■ **AIM OF THE TASK**
Examine the records and identify each line that includes the string "gezondheidsredenen". Copy those lines.
_ _ _ _ _ _ _
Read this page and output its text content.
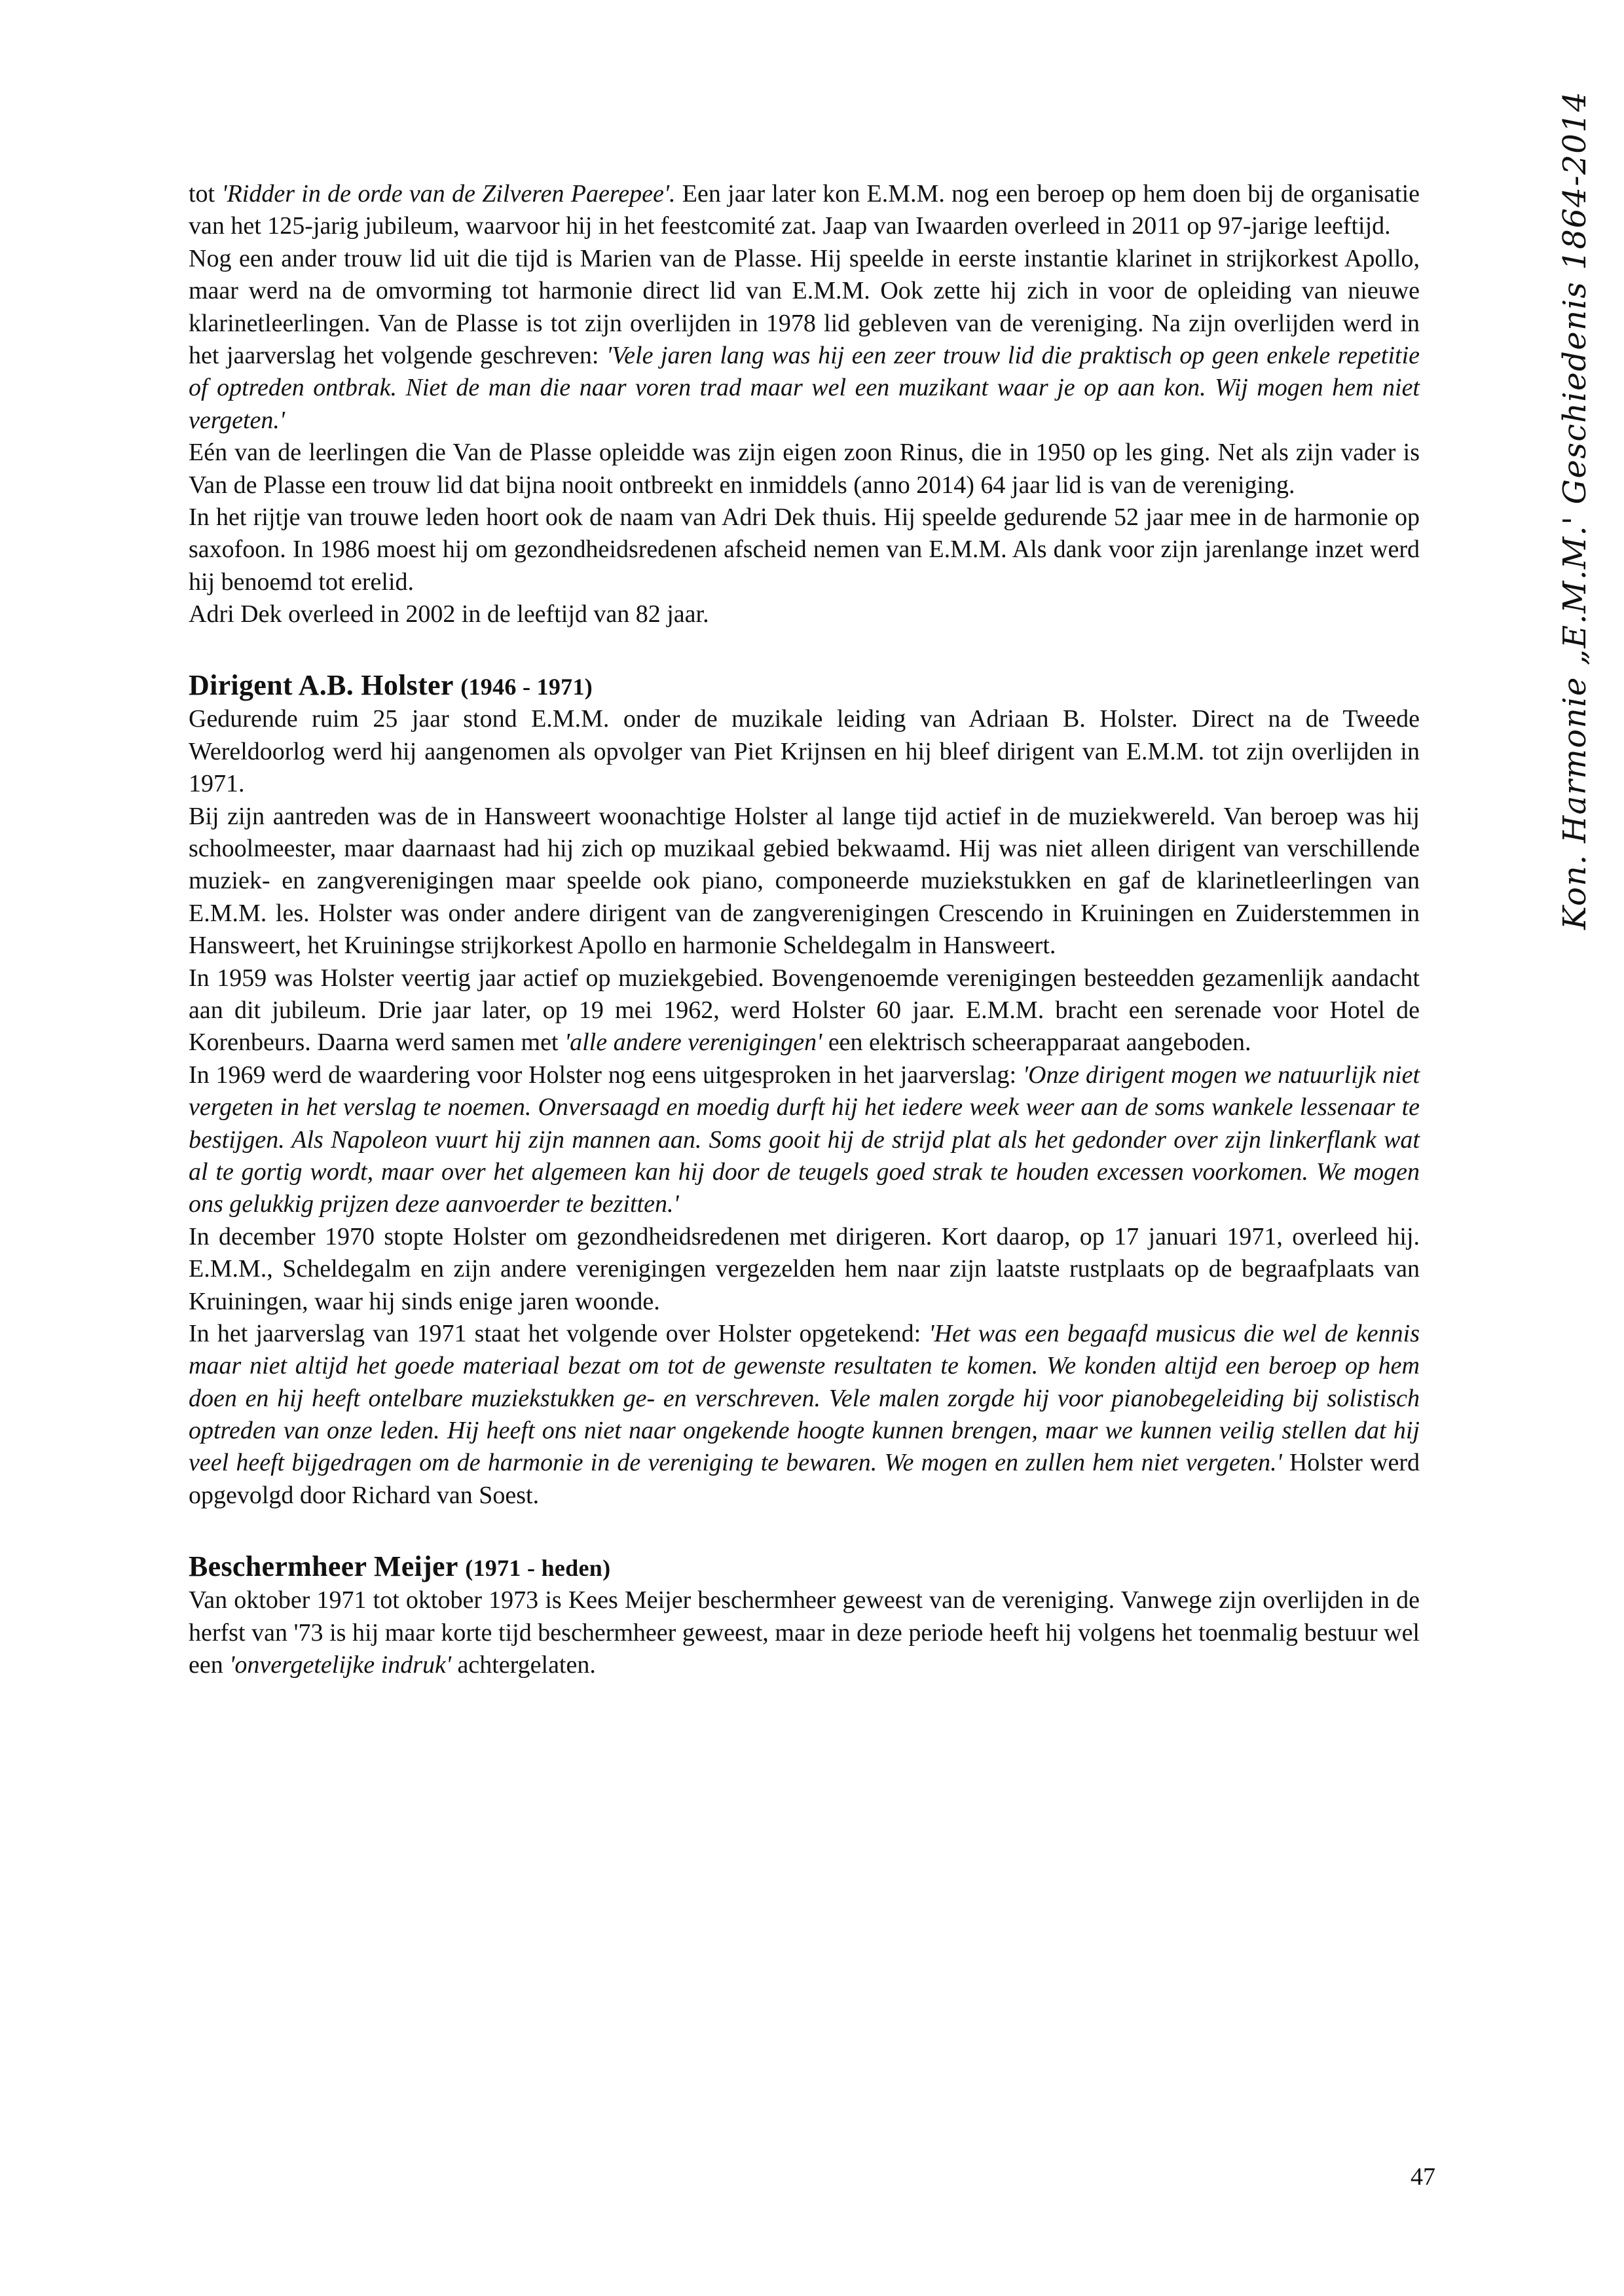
tot 'Ridder in de orde van de Zilveren Paerepee'. Een jaar later kon E.M.M. nog een beroep op hem doen bij de organisatie van het 125-jarig jubileum, waarvoor hij in het feestcomité zat. Jaap van Iwaarden overleed in 2011 op 97-jarige leeftijd.

Nog een ander trouw lid uit die tijd is Marien van de Plasse. Hij speelde in eerste instantie klarinet in strijkorkest Apollo, maar werd na de omvorming tot harmonie direct lid van E.M.M. Ook zette hij zich in voor de opleiding van nieuwe klarinetleerlingen. Van de Plasse is tot zijn overlijden in 1978 lid gebleven van de vereniging. Na zijn overlijden werd in het jaarverslag het volgende geschreven: 'Vele jaren lang was hij een zeer trouw lid die praktisch op geen enkele repetitie of optreden ontbrak. Niet de man die naar voren trad maar wel een muzikant waar je op aan kon. Wij mogen hem niet vergeten.'

Eén van de leerlingen die Van de Plasse opleidde was zijn eigen zoon Rinus, die in 1950 op les ging. Net als zijn vader is Van de Plasse een trouw lid dat bijna nooit ontbreekt en inmiddels (anno 2014) 64 jaar lid is van de vereniging.

In het rijtje van trouwe leden hoort ook de naam van Adri Dek thuis. Hij speelde gedurende 52 jaar mee in de harmonie op saxofoon. In 1986 moest hij om gezondheidsredenen afscheid nemen van E.M.M. Als dank voor zijn jarenlange inzet werd hij benoemd tot erelid.

Adri Dek overleed in 2002 in de leeftijd van 82 jaar.

Dirigent A.B. Holster (1946 - 1971)

Gedurende ruim 25 jaar stond E.M.M. onder de muzikale leiding van Adriaan B. Holster. Direct na de Tweede Wereldoorlog werd hij aangenomen als opvolger van Piet Krijnsen en hij bleef dirigent van E.M.M. tot zijn overlijden in 1971.

Bij zijn aantreden was de in Hansweert woonachtige Holster al lange tijd actief in de muziekwereld. Van beroep was hij schoolmeester, maar daarnaast had hij zich op muzikaal gebied bekwaamd. Hij was niet alleen dirigent van verschillende muziek- en zangverenigingen maar speelde ook piano, componeerde muziekstukken en gaf de klarinetleerlingen van E.M.M. les. Holster was onder andere dirigent van de zangverenigingen Crescendo in Kruiningen en Zuiderstemmen in Hansweert, het Kruiningse strijkorkest Apollo en harmonie Scheldegalm in Hansweert.

In 1959 was Holster veertig jaar actief op muziekgebied. Bovengenoemde verenigingen besteedden gezamenlijk aandacht aan dit jubileum. Drie jaar later, op 19 mei 1962, werd Holster 60 jaar. E.M.M. bracht een serenade voor Hotel de Korenbeurs. Daarna werd samen met 'alle andere verenigingen' een elektrisch scheerapparaat aangeboden.

In 1969 werd de waardering voor Holster nog eens uitgesproken in het jaarverslag: 'Onze dirigent mogen we natuurlijk niet vergeten in het verslag te noemen. Onversaagd en moedig durft hij het iedere week weer aan de soms wankele lessenaar te bestijgen. Als Napoleon vuurt hij zijn mannen aan. Soms gooit hij de strijd plat als het gedonder over zijn linkerflank wat al te gortig wordt, maar over het algemeen kan hij door de teugels goed strak te houden excessen voorkomen. We mogen ons gelukkig prijzen deze aanvoerder te bezitten.'

In december 1970 stopte Holster om gezondheidsredenen met dirigeren. Kort daarop, op 17 januari 1971, overleed hij. E.M.M., Scheldegalm en zijn andere verenigingen vergezelden hem naar zijn laatste rustplaats op de begraafplaats van Kruiningen, waar hij sinds enige jaren woonde.

In het jaarverslag van 1971 staat het volgende over Holster opgetekend: 'Het was een begaafd musicus die wel de kennis maar niet altijd het goede materiaal bezat om tot de gewenste resultaten te komen. We konden altijd een beroep op hem doen en hij heeft ontelbare muziekstukken ge- en verschreven. Vele malen zorgde hij voor pianobegeleiding bij solistisch optreden van onze leden. Hij heeft ons niet naar ongekende hoogte kunnen brengen, maar we kunnen veilig stellen dat hij veel heeft bijgedragen om de harmonie in de vereniging te bewaren. We mogen en zullen hem niet vergeten.' Holster werd opgevolgd door Richard van Soest.

Beschermheer Meijer (1971 - heden)

Van oktober 1971 tot oktober 1973 is Kees Meijer beschermheer geweest van de vereniging. Vanwege zijn overlijden in de herfst van '73 is hij maar korte tijd beschermheer geweest, maar in deze periode heeft hij volgens het toenmalig bestuur wel een 'onvergetelijke indruk' achtergelaten.

Kon. Harmonie „E.M.M.' Geschiedenis 1864-2014
47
_ _ _ _ _ _ _
■ **WORKED SOLUTION**
In het rijtje van trouwe leden hoort ook de naam van Adri Dek thuis. Hij speelde gedurende 52 jaar mee in de harmonie op saxofoon. In 1986 moest hij om gezondheidsredenen afscheid nemen van E.M.M. Als dank voor zijn jarenlange inzet werd hij benoemd tot erelid.
In december 1970 stopte Holster om gezondheidsredenen met dirigeren. Kort daarop, op 17 januari 1971, overleed hij. E.M.M., Scheldegalm en zijn andere verenigingen vergezelden hem naar zijn laatste rustplaats op de begraafplaats van Kruiningen, waar hij sinds enige jaren woonde.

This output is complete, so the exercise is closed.